**Task requirements**
Isolate every line in the data with the string "чумаків" and copy it.

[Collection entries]
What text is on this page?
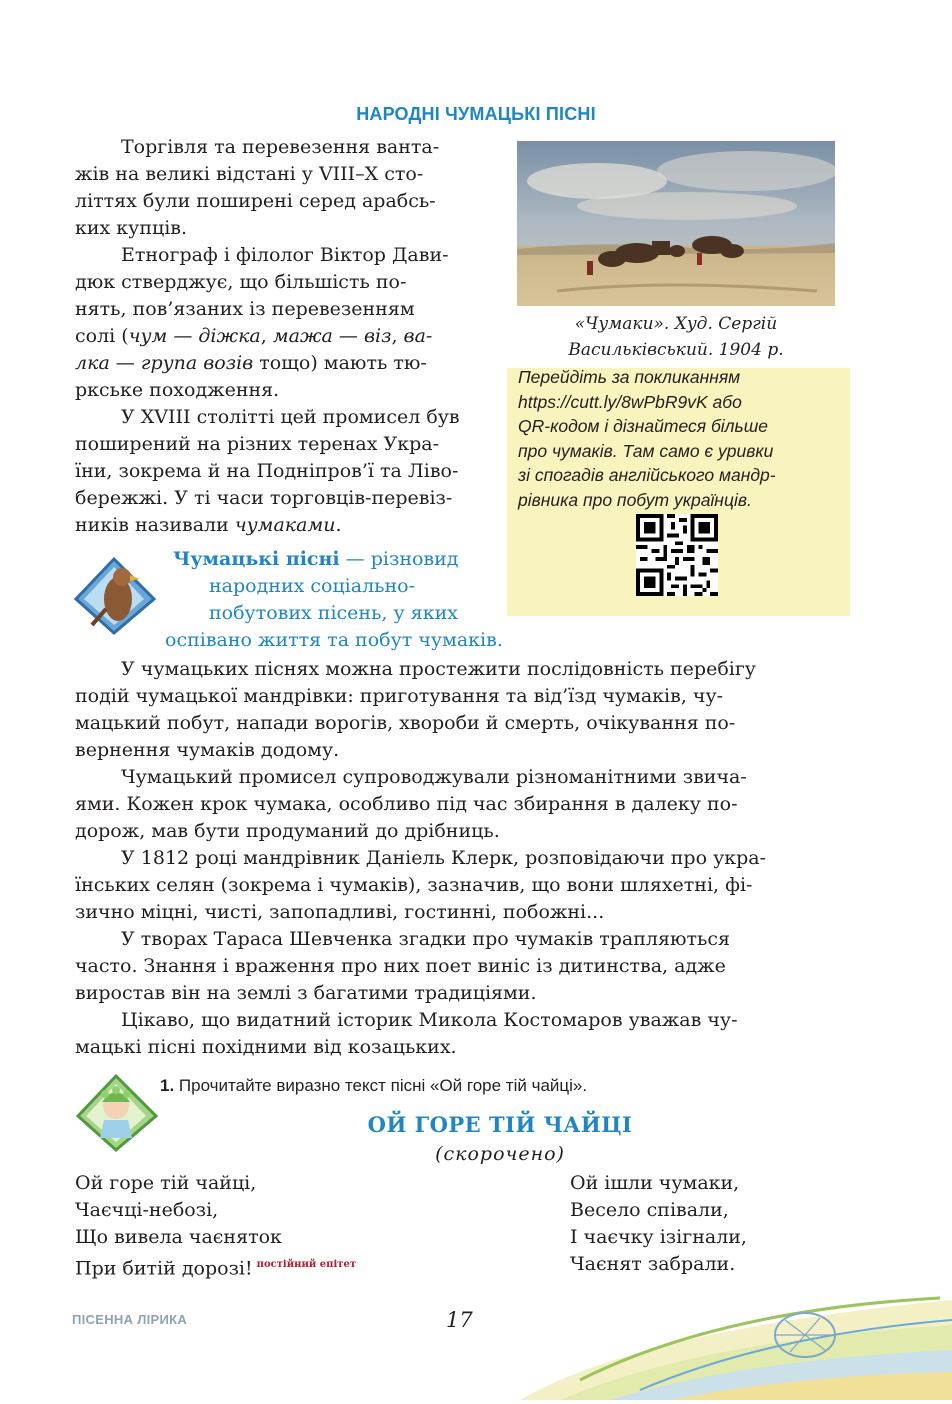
НАРОДНІ ЧУМАЦЬКІ ПІСНІ

Торгівля та перевезення ванта-
жів на великі відстані у VIII–X сто-
літтях були поширені серед арабсь-
ких купців.

Етнограф і філолог Віктор Дави-
дюк стверджує, що більшість по-
нять, пов’язаних із перевезенням
солі (чум — діжка, мажа — віз, ва-
лка — група возів тощо) мають тю-
ркське походження.

У XVIII столітті цей промисел був
поширений на різних теренах Укра-
їни, зокрема й на Подніпров’ї та Ліво-
бережжі. У ті часи торговців-перевіз-
ників називали чумаками.

«Чумаки». Худ. Сергій
Васильківський. 1904 р.
Перейдіть за покликанням
https://cutt.ly/8wPbR9vK або
QR-кодом і дізнайтеся більше
про чумаків. Там само є уривки
зі спогадів англійського мандр-
рівника про побут українців.
Чумацькі пісні — різновид
народних соціально-
побутових пісень, у яких
оспівано життя та побут чумаків.

У чумацьких піснях можна простежити послідовність перебігу
подій чумацької мандрівки: приготування та від’їзд чумаків, чу-
мацький побут, напади ворогів, хвороби й смерть, очікування по-
вернення чумаків додому.

Чумацький промисел супроводжували різноманітними звича-
ями. Кожен крок чумака, особливо під час збирання в далеку по-
дорож, мав бути продуманий до дрібниць.

У 1812 році мандрівник Даніель Клерк, розповідаючи про укра-
їнських селян (зокрема і чумаків), зазначив, що вони шляхетні, фі-
зично міцні, чисті, запопадливі, гостинні, побожні...

У творах Тараса Шевченка згадки про чумаків трапляються
часто. Знання і враження про них поет виніс із дитинства, адже
виростав він на землі з багатими традиціями.

Цікаво, що видатний історик Микола Костомаров уважав чу-
мацькі пісні похідними від козацьких.

1. Прочитайте виразно текст пісні «Ой горе тій чайці».
ОЙ ГОРЕ ТІЙ ЧАЙЦІ
(скорочено)
Ой горе тій чайці,
Чаєчці-небозі,
Що вивела чаєняток
При битій дорозі! $^{постійний епітет}$
Ой ішли чумаки,
Весело співали,
І чаєчку ізігнали,
Чаєнят забрали.
ПІСЕННА ЛІРИКА	17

**Final result**
про чумаків. Там само є уривки
оспівано життя та побут чумаків.
подій чумацької мандрівки: приготування та від’їзд чумаків, чу-
вернення чумаків додому.
їнських селян (зокрема і чумаків), зазначив, що вони шляхетні, фі-
У творах Тараса Шевченка згадки про чумаків трапляються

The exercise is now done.